== Dataset records

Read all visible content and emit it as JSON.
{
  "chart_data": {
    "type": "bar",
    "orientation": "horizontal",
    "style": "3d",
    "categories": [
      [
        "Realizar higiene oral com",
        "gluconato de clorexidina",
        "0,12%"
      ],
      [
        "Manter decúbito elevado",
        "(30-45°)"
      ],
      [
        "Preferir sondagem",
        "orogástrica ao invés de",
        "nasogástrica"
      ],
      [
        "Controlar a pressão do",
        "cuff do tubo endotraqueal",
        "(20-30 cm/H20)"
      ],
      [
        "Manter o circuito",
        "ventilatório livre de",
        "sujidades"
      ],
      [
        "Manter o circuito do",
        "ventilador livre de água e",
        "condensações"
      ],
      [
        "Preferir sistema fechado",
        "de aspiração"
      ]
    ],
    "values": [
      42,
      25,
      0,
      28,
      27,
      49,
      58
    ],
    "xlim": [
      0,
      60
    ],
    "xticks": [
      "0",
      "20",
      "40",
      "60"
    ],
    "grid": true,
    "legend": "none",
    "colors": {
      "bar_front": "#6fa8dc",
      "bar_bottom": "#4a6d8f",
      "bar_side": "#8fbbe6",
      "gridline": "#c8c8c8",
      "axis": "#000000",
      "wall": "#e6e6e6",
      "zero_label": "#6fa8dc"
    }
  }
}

====
== Dataset records

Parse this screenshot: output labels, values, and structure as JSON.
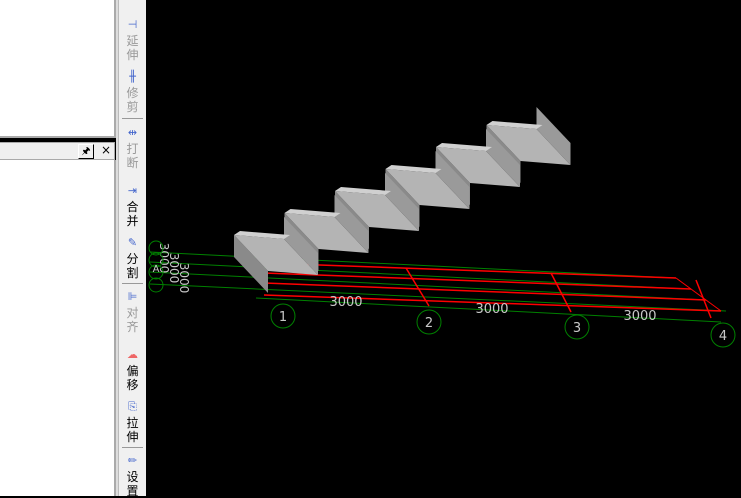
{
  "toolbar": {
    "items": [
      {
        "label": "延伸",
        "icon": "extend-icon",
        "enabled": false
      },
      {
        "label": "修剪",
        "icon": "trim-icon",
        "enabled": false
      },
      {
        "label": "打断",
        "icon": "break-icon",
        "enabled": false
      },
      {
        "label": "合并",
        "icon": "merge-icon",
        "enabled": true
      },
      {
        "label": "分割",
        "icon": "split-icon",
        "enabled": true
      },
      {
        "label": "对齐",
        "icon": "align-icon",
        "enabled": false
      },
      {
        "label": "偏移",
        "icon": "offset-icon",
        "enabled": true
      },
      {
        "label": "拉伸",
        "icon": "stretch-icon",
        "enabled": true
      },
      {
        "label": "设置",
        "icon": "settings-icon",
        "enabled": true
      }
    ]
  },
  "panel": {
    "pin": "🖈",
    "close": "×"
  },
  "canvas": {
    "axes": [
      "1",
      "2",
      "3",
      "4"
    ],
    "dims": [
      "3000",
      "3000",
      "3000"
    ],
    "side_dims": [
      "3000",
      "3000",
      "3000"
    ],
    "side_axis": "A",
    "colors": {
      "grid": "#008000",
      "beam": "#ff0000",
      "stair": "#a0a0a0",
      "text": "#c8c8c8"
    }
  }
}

====

[Written task] Of the lines in the records, how many contain the word "circuito"? Answer with the number and nothing else.

[Result for this exercise] 2